Transcribe the listing below word for word.

::: RECORDS SHOWN

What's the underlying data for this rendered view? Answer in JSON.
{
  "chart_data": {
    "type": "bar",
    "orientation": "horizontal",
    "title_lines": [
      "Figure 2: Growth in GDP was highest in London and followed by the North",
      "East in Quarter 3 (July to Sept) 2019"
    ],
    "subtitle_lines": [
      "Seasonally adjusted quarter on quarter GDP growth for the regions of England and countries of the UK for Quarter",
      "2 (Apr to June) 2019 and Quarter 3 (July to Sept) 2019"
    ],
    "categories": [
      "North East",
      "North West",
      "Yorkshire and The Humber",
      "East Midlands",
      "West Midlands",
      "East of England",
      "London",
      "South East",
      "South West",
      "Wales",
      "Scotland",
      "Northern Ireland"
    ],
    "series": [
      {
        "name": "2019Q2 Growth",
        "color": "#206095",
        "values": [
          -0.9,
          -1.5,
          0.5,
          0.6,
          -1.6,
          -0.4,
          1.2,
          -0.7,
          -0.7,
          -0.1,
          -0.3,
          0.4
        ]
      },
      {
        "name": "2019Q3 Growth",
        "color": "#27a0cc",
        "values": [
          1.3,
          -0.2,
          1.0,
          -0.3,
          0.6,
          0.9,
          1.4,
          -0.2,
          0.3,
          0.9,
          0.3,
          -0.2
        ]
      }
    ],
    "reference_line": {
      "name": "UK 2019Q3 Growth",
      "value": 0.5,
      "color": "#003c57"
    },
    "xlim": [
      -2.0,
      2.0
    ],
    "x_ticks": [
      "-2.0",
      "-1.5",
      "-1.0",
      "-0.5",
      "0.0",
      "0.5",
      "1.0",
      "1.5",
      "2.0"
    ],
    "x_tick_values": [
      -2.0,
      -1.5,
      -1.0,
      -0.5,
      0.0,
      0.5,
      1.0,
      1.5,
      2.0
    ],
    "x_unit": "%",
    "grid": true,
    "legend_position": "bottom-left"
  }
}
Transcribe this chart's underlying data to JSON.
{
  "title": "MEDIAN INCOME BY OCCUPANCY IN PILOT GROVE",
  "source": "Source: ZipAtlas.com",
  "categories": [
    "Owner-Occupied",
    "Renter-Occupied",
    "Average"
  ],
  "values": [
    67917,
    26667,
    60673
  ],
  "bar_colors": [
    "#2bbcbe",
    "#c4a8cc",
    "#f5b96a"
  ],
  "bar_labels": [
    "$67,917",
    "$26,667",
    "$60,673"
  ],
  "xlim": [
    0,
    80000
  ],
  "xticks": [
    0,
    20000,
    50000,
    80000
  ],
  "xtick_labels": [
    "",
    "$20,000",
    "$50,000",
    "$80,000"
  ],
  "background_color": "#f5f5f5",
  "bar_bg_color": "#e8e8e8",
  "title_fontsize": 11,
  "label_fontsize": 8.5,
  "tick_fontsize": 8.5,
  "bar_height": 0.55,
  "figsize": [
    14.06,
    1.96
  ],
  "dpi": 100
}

::::::

SOLUTION TO THE PROBLEM:
What's the underlying data for this rendered view? Answer in JSON.
{
  "chart_data": {
    "type": "bar",
    "orientation": "horizontal",
    "title_lines": [
      "Figure 2: Growth in GDP was highest in London and followed by the North",
      "East in Quarter 3 (July to Sept) 2019"
    ],
    "subtitle_lines": [
      "Seasonally adjusted quarter on quarter GDP growth for the regions of England and countries of the UK for Quarter",
      "2 (Apr to June) 2019 and Quarter 3 (July to Sept) 2019"
    ],
    "categories": [
      "North East",
      "North West",
      "Yorkshire and The Humber",
      "East Midlands",
      "West Midlands",
      "East of England",
      "London",
      "South East",
      "South West",
      "Wales",
      "Scotland",
      "Northern Ireland"
    ],
    "series": [
      {
        "name": "2019Q2 Growth",
        "color": "#206095",
        "values": [
          -0.9,
          -1.5,
          0.5,
          0.6,
          -1.6,
          -0.4,
          1.2,
          -0.7,
          -0.7,
          -0.1,
          -0.3,
          0.4
        ]
      },
      {
        "name": "2019Q3 Growth",
        "color": "#27a0cc",
        "values": [
          1.3,
          -0.2,
          1.0,
          -0.3,
          0.6,
          0.9,
          1.4,
          -0.2,
          0.3,
          0.9,
          0.3,
          -0.2
        ]
      }
    ],
    "reference_line": {
      "name": "UK 2019Q3 Growth",
      "value": 0.5,
      "color": "#003c57"
    },
    "xlim": [
      -2.0,
      2.0
    ],
    "x_ticks": [
      "-2.0",
      "-1.5",
      "-1.0",
      "-0.5",
      "0.0",
      "0.5",
      "1.0",
      "1.5",
      "2.0"
    ],
    "x_tick_values": [
      -2.0,
      -1.5,
      -1.0,
      -0.5,
      0.0,
      0.5,
      1.0,
      1.5,
      2.0
    ],
    "x_unit": "%",
    "grid": true,
    "legend_position": "bottom-left"
  }
}
Transcribe this chart's underlying data to JSON.
{
  "title": "MEDIAN INCOME BY OCCUPANCY IN PILOT GROVE",
  "source": "Source: ZipAtlas.com",
  "categories": [
    "Owner-Occupied",
    "Renter-Occupied",
    "Average"
  ],
  "values": [
    67917,
    26667,
    60673
  ],
  "bar_colors": [
    "#2bbcbe",
    "#c4a8cc",
    "#f5b96a"
  ],
  "bar_labels": [
    "$67,917",
    "$26,667",
    "$60,673"
  ],
  "xlim": [
    0,
    80000
  ],
  "xticks": [
    0,
    20000,
    50000,
    80000
  ],
  "xtick_labels": [
    "",
    "$20,000",
    "$50,000",
    "$80,000"
  ],
  "background_color": "#f5f5f5",
  "bar_bg_color": "#e8e8e8",
  "title_fontsize": 11,
  "label_fontsize": 8.5,
  "tick_fontsize": 8.5,
  "bar_height": 0.55,
  "figsize": [
    14.06,
    1.96
  ],
  "dpi": 100
}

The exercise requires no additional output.